Of all the lines in the material below, how many include the string "Desarrollo"? Give the number only.

#### RECORDED INFORMATION ####

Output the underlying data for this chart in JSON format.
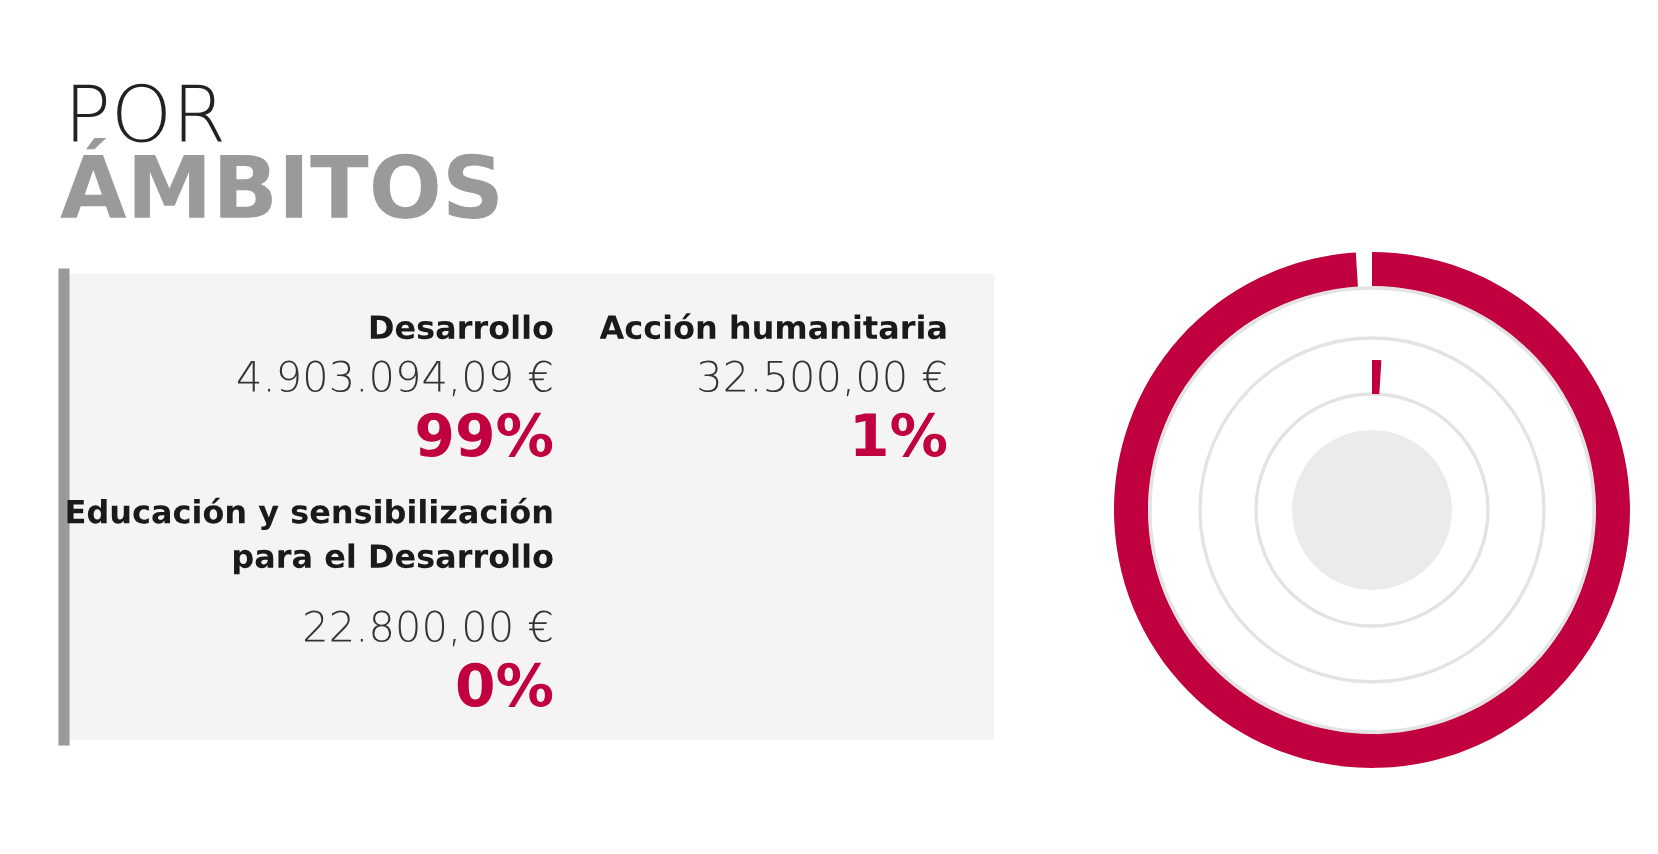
{
  "chart_data": {
    "type": "other",
    "title": "POR",
    "subtitle": "ÁMBITOS",
    "categories": [
      "Desarrollo",
      "Acción humanitaria",
      "Educación y sensibilización\npara el Desarrollo"
    ],
    "series": [
      {
        "values": [
          4903094.09,
          32500.0,
          22800.0
        ],
        "value_labels": [
          "4.903.094,09 €",
          "32.500,00 €",
          "22.800,00 €"
        ]
      },
      {
        "values": [
          99,
          1,
          0
        ],
        "value_labels": [
          "99%",
          "1%",
          "0%"
        ]
      }
    ]
  }
}
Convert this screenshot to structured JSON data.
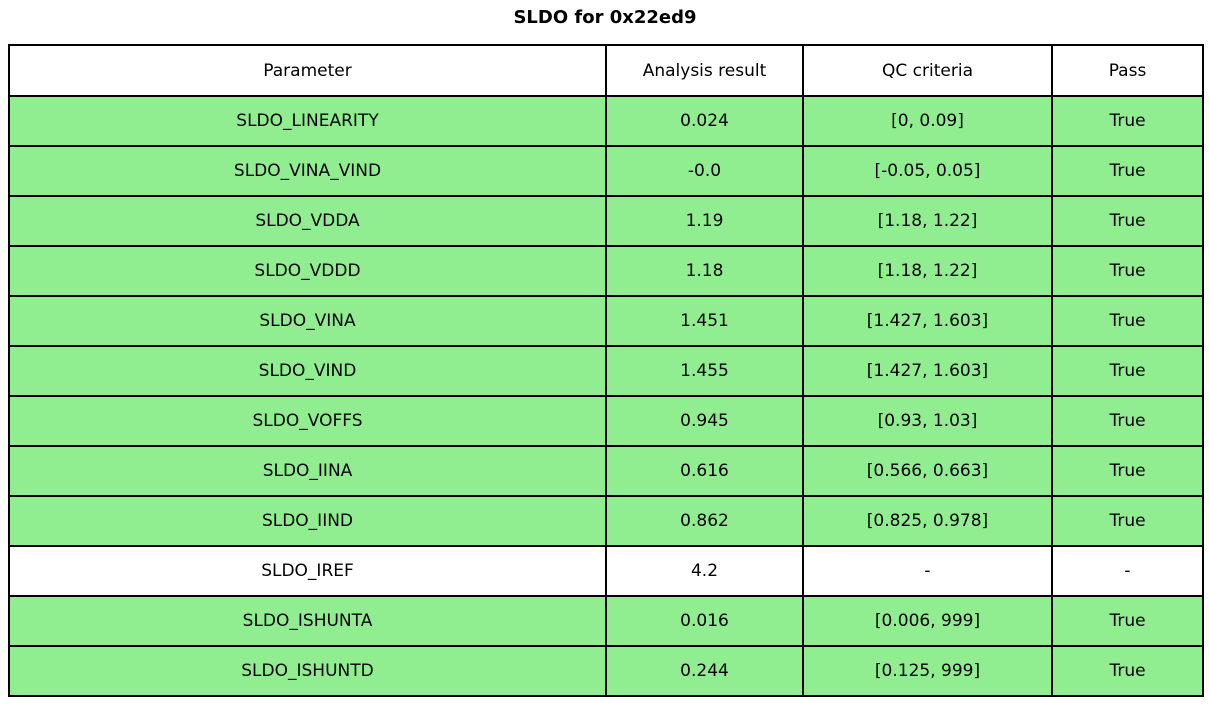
{
  "title": "SLDO for 0x22ed9",
  "colors": {
    "pass_row": "#90ee90",
    "neutral_row": "#ffffff",
    "border": "#000000"
  },
  "chart_data": {
    "type": "table",
    "title": "SLDO for 0x22ed9",
    "headers": [
      "Parameter",
      "Analysis result",
      "QC criteria",
      "Pass"
    ],
    "rows": [
      {
        "parameter": "SLDO_LINEARITY",
        "result": "0.024",
        "qc": "[0, 0.09]",
        "pass": "True",
        "highlight": true
      },
      {
        "parameter": "SLDO_VINA_VIND",
        "result": "-0.0",
        "qc": "[-0.05, 0.05]",
        "pass": "True",
        "highlight": true
      },
      {
        "parameter": "SLDO_VDDA",
        "result": "1.19",
        "qc": "[1.18, 1.22]",
        "pass": "True",
        "highlight": true
      },
      {
        "parameter": "SLDO_VDDD",
        "result": "1.18",
        "qc": "[1.18, 1.22]",
        "pass": "True",
        "highlight": true
      },
      {
        "parameter": "SLDO_VINA",
        "result": "1.451",
        "qc": "[1.427, 1.603]",
        "pass": "True",
        "highlight": true
      },
      {
        "parameter": "SLDO_VIND",
        "result": "1.455",
        "qc": "[1.427, 1.603]",
        "pass": "True",
        "highlight": true
      },
      {
        "parameter": "SLDO_VOFFS",
        "result": "0.945",
        "qc": "[0.93, 1.03]",
        "pass": "True",
        "highlight": true
      },
      {
        "parameter": "SLDO_IINA",
        "result": "0.616",
        "qc": "[0.566, 0.663]",
        "pass": "True",
        "highlight": true
      },
      {
        "parameter": "SLDO_IIND",
        "result": "0.862",
        "qc": "[0.825, 0.978]",
        "pass": "True",
        "highlight": true
      },
      {
        "parameter": "SLDO_IREF",
        "result": "4.2",
        "qc": "-",
        "pass": "-",
        "highlight": false
      },
      {
        "parameter": "SLDO_ISHUNTA",
        "result": "0.016",
        "qc": "[0.006, 999]",
        "pass": "True",
        "highlight": true
      },
      {
        "parameter": "SLDO_ISHUNTD",
        "result": "0.244",
        "qc": "[0.125, 999]",
        "pass": "True",
        "highlight": true
      }
    ]
  }
}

####

→ **REPLY**
2